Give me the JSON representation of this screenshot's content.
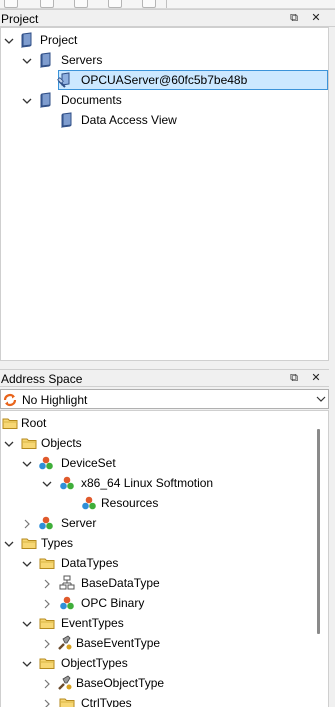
{
  "project_panel": {
    "title": "Project",
    "buttons": [
      {
        "name": "float",
        "glyph": "⧉"
      },
      {
        "name": "close",
        "glyph": "✕"
      }
    ],
    "tree": [
      {
        "label": "Project",
        "icon": "project-book-icon",
        "expander": "expanded"
      },
      {
        "label": "Servers",
        "icon": "project-book-icon",
        "expander": "expanded"
      },
      {
        "label": "OPCUAServer@60fc5b7be48b",
        "icon": "server-connection-icon",
        "expander": "none",
        "selected": true
      },
      {
        "label": "Documents",
        "icon": "project-book-icon",
        "expander": "expanded"
      },
      {
        "label": "Data Access View",
        "icon": "project-book-icon",
        "expander": "none"
      }
    ]
  },
  "address_panel": {
    "title": "Address Space",
    "buttons": [
      {
        "name": "float",
        "glyph": "⧉"
      },
      {
        "name": "close",
        "glyph": "✕"
      }
    ],
    "filter": {
      "value": "No Highlight",
      "icon": "refresh-icon"
    },
    "tree": [
      {
        "label": "Root",
        "icon": "folder-icon",
        "expander": "none"
      },
      {
        "label": "Objects",
        "icon": "folder-icon",
        "expander": "expanded"
      },
      {
        "label": "DeviceSet",
        "icon": "object-node-icon",
        "expander": "expanded"
      },
      {
        "label": "x86_64 Linux Softmotion",
        "icon": "object-node-icon",
        "expander": "expanded"
      },
      {
        "label": "Resources",
        "icon": "object-node-icon",
        "expander": "none"
      },
      {
        "label": "Server",
        "icon": "object-node-icon",
        "expander": "collapsed"
      },
      {
        "label": "Types",
        "icon": "folder-icon",
        "expander": "expanded"
      },
      {
        "label": "DataTypes",
        "icon": "folder-icon",
        "expander": "expanded"
      },
      {
        "label": "BaseDataType",
        "icon": "datatype-icon",
        "expander": "collapsed"
      },
      {
        "label": "OPC Binary",
        "icon": "object-node-icon",
        "expander": "collapsed"
      },
      {
        "label": "EventTypes",
        "icon": "folder-icon",
        "expander": "expanded"
      },
      {
        "label": "BaseEventType",
        "icon": "event-type-icon",
        "expander": "collapsed"
      },
      {
        "label": "ObjectTypes",
        "icon": "folder-icon",
        "expander": "expanded"
      },
      {
        "label": "BaseObjectType",
        "icon": "event-type-icon",
        "expander": "collapsed"
      },
      {
        "label": "CtrlTypes",
        "icon": "folder-icon",
        "expander": "collapsed"
      }
    ]
  },
  "colors": {
    "selection_bg": "#cce8ff",
    "selection_border": "#3b93d9",
    "folder": "#f5d66a",
    "book": "#5b7fb5"
  }
}
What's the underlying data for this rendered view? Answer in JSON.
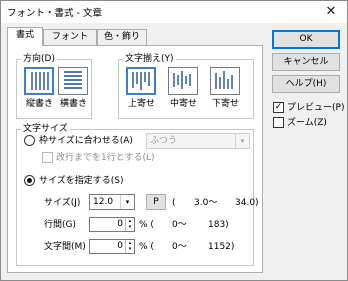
{
  "window": {
    "title": "フォント・書式 - 文章",
    "close_glyph": "✕"
  },
  "tabs": [
    {
      "label": "書式",
      "active": true
    },
    {
      "label": "フォント",
      "active": false
    },
    {
      "label": "色・飾り",
      "active": false
    }
  ],
  "direction": {
    "label": "方向(D)",
    "options": [
      {
        "label": "縦書き",
        "selected": true
      },
      {
        "label": "横書き",
        "selected": false
      }
    ]
  },
  "alignment": {
    "label": "文字揃え(Y)",
    "options": [
      {
        "label": "上寄せ",
        "selected": true
      },
      {
        "label": "中寄せ",
        "selected": false
      },
      {
        "label": "下寄せ",
        "selected": false
      }
    ]
  },
  "char_size": {
    "label": "文字サイズ",
    "fit_frame": {
      "label": "枠サイズに合わせる(A)",
      "checked": false,
      "select_value": "ふつう",
      "wrap_label": "改行までを1行とする(L)"
    },
    "specify": {
      "label": "サイズを指定する(S)",
      "checked": true,
      "size_label": "サイズ(J)",
      "size_value": "12.0",
      "p_button": "P",
      "size_range_open": "(",
      "size_min": "3.0〜",
      "size_max": "34.0)",
      "line_label": "行間(G)",
      "line_value": "0",
      "line_unit": "% (",
      "line_range_min": "0〜",
      "line_range_max": "183)",
      "char_label": "文字間(M)",
      "char_value": "0",
      "char_unit": "% (",
      "char_range_min": "0〜",
      "char_range_max": "1152)"
    }
  },
  "buttons": {
    "ok": "OK",
    "cancel": "キャンセル",
    "help": "ヘルプ(H)"
  },
  "checkboxes": {
    "preview": {
      "label": "プレビュー(P)",
      "checked": true
    },
    "zoom": {
      "label": "ズーム(Z)",
      "checked": false
    }
  },
  "icons": {
    "checkmark": "✓",
    "dropdown": "▾",
    "spin_up": "▴",
    "spin_down": "▾"
  },
  "colors": {
    "accent": "#0078d7",
    "selected_border": "#3f7fc8",
    "icon_blue": "#1f4e8c"
  }
}
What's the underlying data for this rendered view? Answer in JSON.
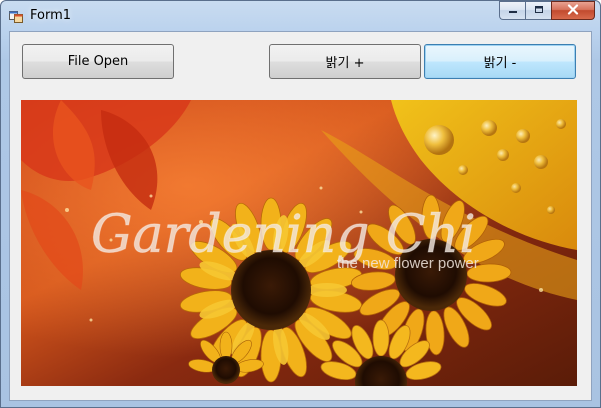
{
  "window": {
    "title": "Form1"
  },
  "toolbar": {
    "file_open_label": "File Open",
    "brightness_up_label": "밝기 +",
    "brightness_down_label": "밝기 -"
  },
  "picture": {
    "logo_text": "Gardening Chi",
    "tagline": "the new flower power"
  },
  "icons": {
    "app": "form-app-icon",
    "minimize": "minimize-icon",
    "maximize": "maximize-icon",
    "close": "close-icon"
  },
  "colors": {
    "focus_border": "#3c7fb1",
    "close_button": "#c24a2e"
  }
}
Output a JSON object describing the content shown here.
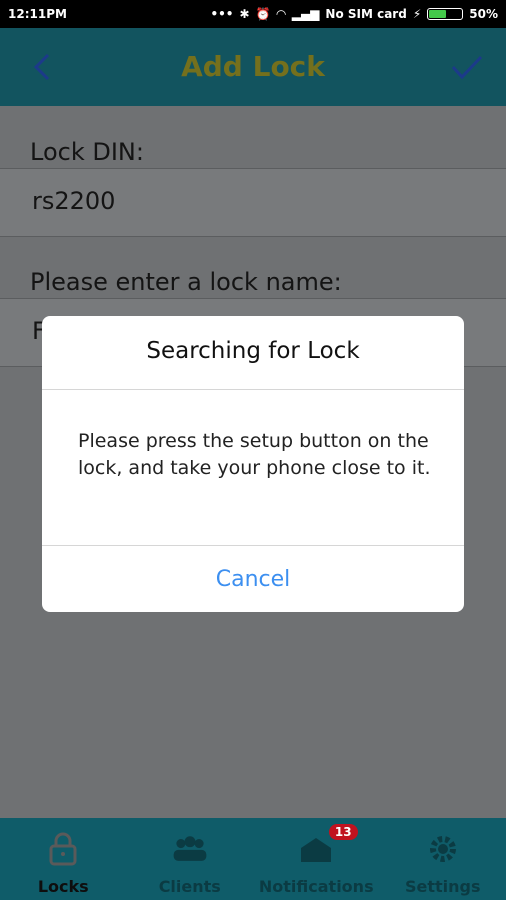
{
  "status_bar": {
    "time": "12:11PM",
    "carrier": "No SIM card",
    "battery": "50%",
    "battery_level": 0.5
  },
  "header": {
    "title": "Add Lock",
    "icons": [
      "back-icon",
      "check-icon"
    ]
  },
  "form": {
    "din_label": "Lock DIN:",
    "din_value": "rs2200",
    "name_label": "Please enter a lock name:",
    "name_value_partial": "F"
  },
  "dialog": {
    "title": "Searching for Lock",
    "message": "Please press the setup button on the lock, and take your phone close to it.",
    "cancel_label": "Cancel"
  },
  "bottom_nav": {
    "items": [
      {
        "label": "Locks",
        "icon": "lock-icon",
        "active": true
      },
      {
        "label": "Clients",
        "icon": "clients-icon"
      },
      {
        "label": "Notifications",
        "icon": "notifications-icon",
        "badge": "13"
      },
      {
        "label": "Settings",
        "icon": "gear-icon"
      }
    ]
  },
  "colors": {
    "header_bg": "#12545f",
    "title_text": "#74701d",
    "overlay_bg": "#6f7173",
    "accent_link": "#3c8ff0",
    "badge": "#c1121f"
  }
}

________________________________________

### What the task asks
From the entries above, collect every line with the string "content" in it.

### Result below
Give me the JSON representation of this screenshot's content.
Output a JSON object describing the content shown here.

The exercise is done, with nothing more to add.